=== DOCUMENT PASSAGE ===
As an alternative to column level security, SQL Administrators also have the option of masking sensitive data. This will result in data being obfuscated when returned in queries. The data is still stored in a pristine state in the table itself. SQL Administrators can grant unmask privileges to users that have permissions to see this data.
-
Create a new SQL Script by selecting Develop from the left menu, then in the Develop blade, expanding the + button and selecting SQL Query.
-
Copy and paste the following query into the query window. Then, step through each statement by highlighting it in the query window, and selecting Run from the query window toolbar menu. The query is documented inline.
----- Dynamic Data Masking (DDM) --------- /* Dynamic data masking helps prevent unauthorized access to sensitive data by enabling customers to designate how much of the sensitive data to reveal with minimal impact on the application layer. Let see how */ /* Scenario: WWI has identified sensitive information in the CustomerInfo table. They would like us to obfuscate the CreditCard and Email columns of the CustomerInfo table to DataAnalysts */ -- Step:1 Let us first get a view of CustomerInfo table. SELECT TOP (100) * FROM wwi_mcw.CustomerInfo; -- Step:2 Let's confirm that there are no Dynamic Data Masking (DDM) applied on columns. SELECT c.name, tbl.name as table_name, c.is_masked, c.masking_function FROM sys.masked_columns AS c JOIN sys.tables AS tbl ON c.[object_id] = tbl.[object_id] WHERE is_masked = 1 AND tbl.name = 'CustomerInfo'; -- No results returned verify that no data masking has been done yet. -- Step:3 Now lets mask 'CreditCard' and 'Email' Column of 'CustomerInfo' table. ALTER TABLE wwi_mcw.CustomerInfo ALTER COLUMN [CreditCard] ADD MASKED WITH (FUNCTION = 'partial(0,"XXXX-XXXX-XXXX-",4)'); GO ALTER TABLE wwi_mcw.CustomerInfo ALTER COLUMN Email ADD MASKED WITH (FUNCTION = 'email()'); GO -- The columns are successfully masked. -- Step:4 Let's see Dynamic Data Masking (DDM) applied on the two columns. SELECT c.name, tbl.name as table_name, c.is_masked, c.masking_function FROM sys.masked_columns AS c JOIN sys.tables AS tbl ON c.[object_id] = tbl.[object_id] WHERE is_masked = 1 AND tbl.name ='CustomerInfo'; -- Step:5 Now, let us grant SELECT permission to 'DataAnalystMiami' on the 'CustomerInfo' table. GRANT SELECT ON wwi_mcw.CustomerInfo TO DataAnalystMiami; -- Step:6 Logged in as 'DataAnalystMiami' let us execute the select query and view the result. EXECUTE AS USER = 'DataAnalystMiami'; SELECT * FROM wwi_mcw.CustomerInfo; -- Step:7 Let us remove the data masking using UNMASK permission GRANT UNMASK TO DataAnalystMiami; EXECUTE AS USER = 'DataAnalystMiami'; SELECT * FROM wwi_mcw.CustomerInfo; revert; REVOKE UNMASK TO DataAnalystMiami; ----step:8 Reverting all the changes back to as it was. ALTER TABLE wwi_mcw.CustomerInfo ALTER COLUMN CreditCard DROP MASKED; GO ALTER TABLE wwi_mcw.CustomerInfo ALTER COLUMN Email DROP MASKED; GO
-
From the top toolbar, select the Discard all button as we will not be saving this query. When prompted, choose to Discard all changes.
=== DATASET ENTRIES ===
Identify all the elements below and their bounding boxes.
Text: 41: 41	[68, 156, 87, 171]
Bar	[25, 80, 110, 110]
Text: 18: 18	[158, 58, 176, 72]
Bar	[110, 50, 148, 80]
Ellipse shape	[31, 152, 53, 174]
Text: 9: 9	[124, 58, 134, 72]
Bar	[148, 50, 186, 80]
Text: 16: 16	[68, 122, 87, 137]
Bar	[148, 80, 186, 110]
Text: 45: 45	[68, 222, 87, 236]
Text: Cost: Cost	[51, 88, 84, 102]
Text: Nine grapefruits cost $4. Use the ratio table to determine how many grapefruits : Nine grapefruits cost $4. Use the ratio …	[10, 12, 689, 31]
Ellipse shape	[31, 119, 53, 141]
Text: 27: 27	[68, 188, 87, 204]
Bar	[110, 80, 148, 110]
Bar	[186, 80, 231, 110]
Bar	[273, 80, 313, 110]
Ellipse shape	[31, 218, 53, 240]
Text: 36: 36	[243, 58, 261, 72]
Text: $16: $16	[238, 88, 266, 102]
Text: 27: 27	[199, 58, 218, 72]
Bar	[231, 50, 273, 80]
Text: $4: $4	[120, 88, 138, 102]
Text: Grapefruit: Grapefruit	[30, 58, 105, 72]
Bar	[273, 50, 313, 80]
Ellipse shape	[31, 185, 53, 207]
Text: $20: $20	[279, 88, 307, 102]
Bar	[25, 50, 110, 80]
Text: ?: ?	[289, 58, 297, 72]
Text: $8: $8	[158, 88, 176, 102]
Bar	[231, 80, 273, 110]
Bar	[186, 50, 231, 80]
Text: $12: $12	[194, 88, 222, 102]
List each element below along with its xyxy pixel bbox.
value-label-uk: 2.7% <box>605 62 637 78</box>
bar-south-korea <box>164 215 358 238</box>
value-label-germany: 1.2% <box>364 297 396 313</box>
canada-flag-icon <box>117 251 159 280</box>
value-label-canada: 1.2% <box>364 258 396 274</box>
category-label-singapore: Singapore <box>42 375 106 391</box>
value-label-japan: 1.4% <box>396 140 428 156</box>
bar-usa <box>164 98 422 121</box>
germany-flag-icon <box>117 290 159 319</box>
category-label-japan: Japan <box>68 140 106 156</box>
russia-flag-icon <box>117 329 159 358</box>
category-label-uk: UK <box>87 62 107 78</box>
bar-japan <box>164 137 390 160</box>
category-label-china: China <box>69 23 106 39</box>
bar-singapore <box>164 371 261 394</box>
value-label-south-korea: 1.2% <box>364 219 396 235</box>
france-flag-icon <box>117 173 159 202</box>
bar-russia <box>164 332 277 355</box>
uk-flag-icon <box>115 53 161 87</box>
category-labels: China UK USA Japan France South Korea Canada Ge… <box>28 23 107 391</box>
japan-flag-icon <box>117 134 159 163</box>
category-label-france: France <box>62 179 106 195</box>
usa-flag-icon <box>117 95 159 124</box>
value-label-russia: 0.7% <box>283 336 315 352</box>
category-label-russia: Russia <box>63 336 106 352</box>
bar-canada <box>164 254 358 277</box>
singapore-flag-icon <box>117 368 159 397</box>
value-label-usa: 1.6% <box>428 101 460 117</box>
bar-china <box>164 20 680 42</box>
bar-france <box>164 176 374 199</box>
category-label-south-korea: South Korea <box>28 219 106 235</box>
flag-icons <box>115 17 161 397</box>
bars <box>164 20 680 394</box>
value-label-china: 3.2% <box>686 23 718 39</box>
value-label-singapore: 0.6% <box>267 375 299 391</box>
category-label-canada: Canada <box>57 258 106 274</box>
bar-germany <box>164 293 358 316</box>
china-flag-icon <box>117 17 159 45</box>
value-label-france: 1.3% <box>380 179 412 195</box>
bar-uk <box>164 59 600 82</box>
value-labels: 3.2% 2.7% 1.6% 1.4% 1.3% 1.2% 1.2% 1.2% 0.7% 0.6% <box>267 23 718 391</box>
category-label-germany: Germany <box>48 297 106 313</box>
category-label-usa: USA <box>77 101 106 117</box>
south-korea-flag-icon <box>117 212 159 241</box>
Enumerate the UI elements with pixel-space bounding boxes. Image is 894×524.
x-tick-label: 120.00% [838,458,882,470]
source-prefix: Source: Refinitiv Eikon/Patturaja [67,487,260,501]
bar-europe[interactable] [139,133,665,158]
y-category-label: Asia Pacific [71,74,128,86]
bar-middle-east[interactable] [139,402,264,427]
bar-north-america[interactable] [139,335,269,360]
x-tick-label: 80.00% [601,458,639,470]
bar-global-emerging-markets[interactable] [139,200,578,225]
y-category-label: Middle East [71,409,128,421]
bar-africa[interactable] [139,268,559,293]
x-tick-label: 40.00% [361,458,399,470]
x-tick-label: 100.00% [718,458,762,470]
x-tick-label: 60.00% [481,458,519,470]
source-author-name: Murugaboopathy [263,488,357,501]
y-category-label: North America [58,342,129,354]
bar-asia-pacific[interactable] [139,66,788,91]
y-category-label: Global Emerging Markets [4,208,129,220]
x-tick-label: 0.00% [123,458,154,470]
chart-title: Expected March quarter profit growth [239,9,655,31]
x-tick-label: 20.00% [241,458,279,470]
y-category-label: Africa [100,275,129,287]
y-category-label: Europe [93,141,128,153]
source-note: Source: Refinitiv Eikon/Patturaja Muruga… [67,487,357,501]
===
§ **EXERCISE DIRECTIONS**:
Based on the data masking walkthrough, decide whether each statement agrees with it: (a) masked data is still stored unaltered in the table; (b) the CreditCard column is masked with the email() function; (c) the query is saved once all steps are run. Answer yes or no for each, quoting the words that decide it.

§ **EXPECTED ANSWER**:
(a) Yes: "The data is still stored in a pristine state in the table itself."
(b) No: "ALTER TABLE wwi_mcw.CustomerInfo ALTER COLUMN [CreditCard] ADD MASKED WITH (FUNCTION = 'partial(0,"XXXX-XXXX-XXXX-",4)');"
(c) No: "select the Discard all button as we will not be saving this query."